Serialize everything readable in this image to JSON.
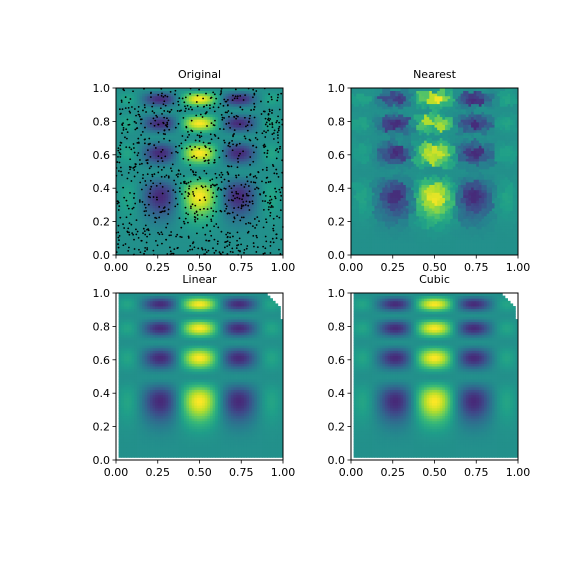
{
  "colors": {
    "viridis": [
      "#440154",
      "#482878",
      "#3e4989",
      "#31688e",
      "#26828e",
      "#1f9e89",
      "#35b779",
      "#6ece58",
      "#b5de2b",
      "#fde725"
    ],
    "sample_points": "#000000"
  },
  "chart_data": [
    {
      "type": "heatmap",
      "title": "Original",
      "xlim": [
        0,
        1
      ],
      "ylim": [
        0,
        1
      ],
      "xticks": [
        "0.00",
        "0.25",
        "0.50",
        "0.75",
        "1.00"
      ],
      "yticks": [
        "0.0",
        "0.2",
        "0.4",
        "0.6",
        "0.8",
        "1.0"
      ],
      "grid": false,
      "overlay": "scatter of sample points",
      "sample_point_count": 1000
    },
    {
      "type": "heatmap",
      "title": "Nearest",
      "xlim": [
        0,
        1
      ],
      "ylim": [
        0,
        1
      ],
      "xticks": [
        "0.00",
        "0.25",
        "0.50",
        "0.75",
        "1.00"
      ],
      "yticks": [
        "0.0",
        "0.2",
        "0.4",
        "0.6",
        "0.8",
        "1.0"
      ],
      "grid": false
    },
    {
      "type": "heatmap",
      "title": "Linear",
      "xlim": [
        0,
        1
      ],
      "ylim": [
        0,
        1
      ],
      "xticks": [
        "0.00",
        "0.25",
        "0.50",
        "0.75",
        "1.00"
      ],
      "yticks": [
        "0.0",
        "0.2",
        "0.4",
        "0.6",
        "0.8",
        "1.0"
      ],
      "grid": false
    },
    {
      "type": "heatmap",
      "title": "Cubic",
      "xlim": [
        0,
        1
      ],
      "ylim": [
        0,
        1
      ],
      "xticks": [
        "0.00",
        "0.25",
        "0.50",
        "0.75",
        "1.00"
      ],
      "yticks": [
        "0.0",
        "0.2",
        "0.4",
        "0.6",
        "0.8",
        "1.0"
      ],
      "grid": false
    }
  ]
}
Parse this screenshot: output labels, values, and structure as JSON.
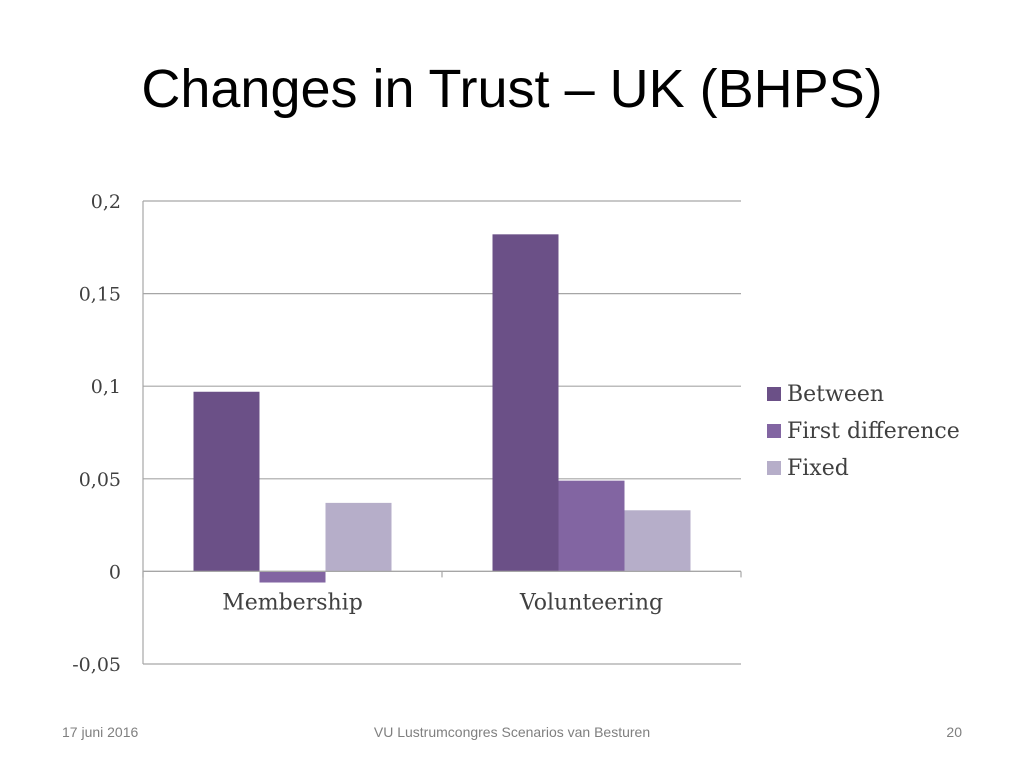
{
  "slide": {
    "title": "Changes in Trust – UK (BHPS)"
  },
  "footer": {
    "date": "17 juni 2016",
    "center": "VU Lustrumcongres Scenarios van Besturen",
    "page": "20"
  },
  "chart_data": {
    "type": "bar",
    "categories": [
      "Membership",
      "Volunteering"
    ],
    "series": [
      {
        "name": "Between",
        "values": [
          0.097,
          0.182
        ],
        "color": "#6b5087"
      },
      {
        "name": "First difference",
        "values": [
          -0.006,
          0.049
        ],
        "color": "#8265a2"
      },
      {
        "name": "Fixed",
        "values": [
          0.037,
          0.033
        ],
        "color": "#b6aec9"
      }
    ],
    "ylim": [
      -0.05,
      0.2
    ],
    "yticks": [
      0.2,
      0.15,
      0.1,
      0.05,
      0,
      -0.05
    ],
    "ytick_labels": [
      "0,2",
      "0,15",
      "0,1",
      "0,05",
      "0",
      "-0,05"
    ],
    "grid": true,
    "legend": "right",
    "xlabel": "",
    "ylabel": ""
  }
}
···
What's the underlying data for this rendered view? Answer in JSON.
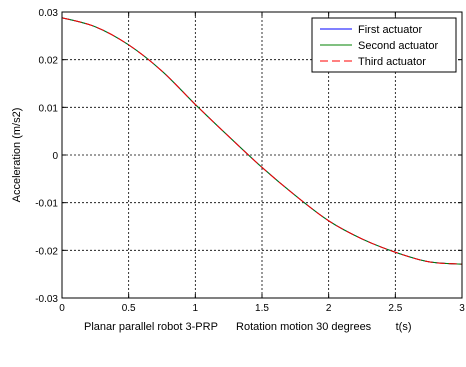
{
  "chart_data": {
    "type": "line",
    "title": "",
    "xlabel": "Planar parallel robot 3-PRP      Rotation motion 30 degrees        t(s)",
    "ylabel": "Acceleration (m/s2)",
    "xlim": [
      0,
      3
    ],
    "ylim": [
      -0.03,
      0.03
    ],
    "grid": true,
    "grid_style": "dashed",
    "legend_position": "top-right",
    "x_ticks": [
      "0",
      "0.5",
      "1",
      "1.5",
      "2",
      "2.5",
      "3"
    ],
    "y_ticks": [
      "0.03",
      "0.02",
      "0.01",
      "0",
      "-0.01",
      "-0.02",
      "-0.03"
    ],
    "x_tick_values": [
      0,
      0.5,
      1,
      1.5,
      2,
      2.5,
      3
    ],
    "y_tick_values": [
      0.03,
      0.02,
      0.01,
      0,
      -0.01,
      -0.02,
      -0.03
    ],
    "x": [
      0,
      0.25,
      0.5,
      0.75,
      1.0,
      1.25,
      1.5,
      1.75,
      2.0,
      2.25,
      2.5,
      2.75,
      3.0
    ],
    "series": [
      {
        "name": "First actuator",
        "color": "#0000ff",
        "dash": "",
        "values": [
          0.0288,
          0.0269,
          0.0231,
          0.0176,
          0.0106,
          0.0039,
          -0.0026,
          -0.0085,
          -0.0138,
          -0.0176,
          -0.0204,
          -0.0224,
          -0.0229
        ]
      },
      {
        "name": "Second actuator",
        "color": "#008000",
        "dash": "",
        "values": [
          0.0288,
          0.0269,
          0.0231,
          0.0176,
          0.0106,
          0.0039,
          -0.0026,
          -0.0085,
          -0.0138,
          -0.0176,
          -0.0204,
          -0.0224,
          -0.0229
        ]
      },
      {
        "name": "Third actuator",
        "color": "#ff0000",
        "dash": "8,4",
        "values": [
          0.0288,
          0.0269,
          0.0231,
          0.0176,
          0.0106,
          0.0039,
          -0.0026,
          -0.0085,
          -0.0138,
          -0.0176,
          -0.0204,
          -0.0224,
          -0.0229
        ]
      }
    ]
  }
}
···
> _Aim of the task_: Go through the lines above. Select every one that has the string "JSON".

> _Full answer_:
Serialize everything readable in this image to JSON.
Parse this screenshot: output labels, values, and structure as JSON.
What's the underlying data for this rendered view? Answer in JSON.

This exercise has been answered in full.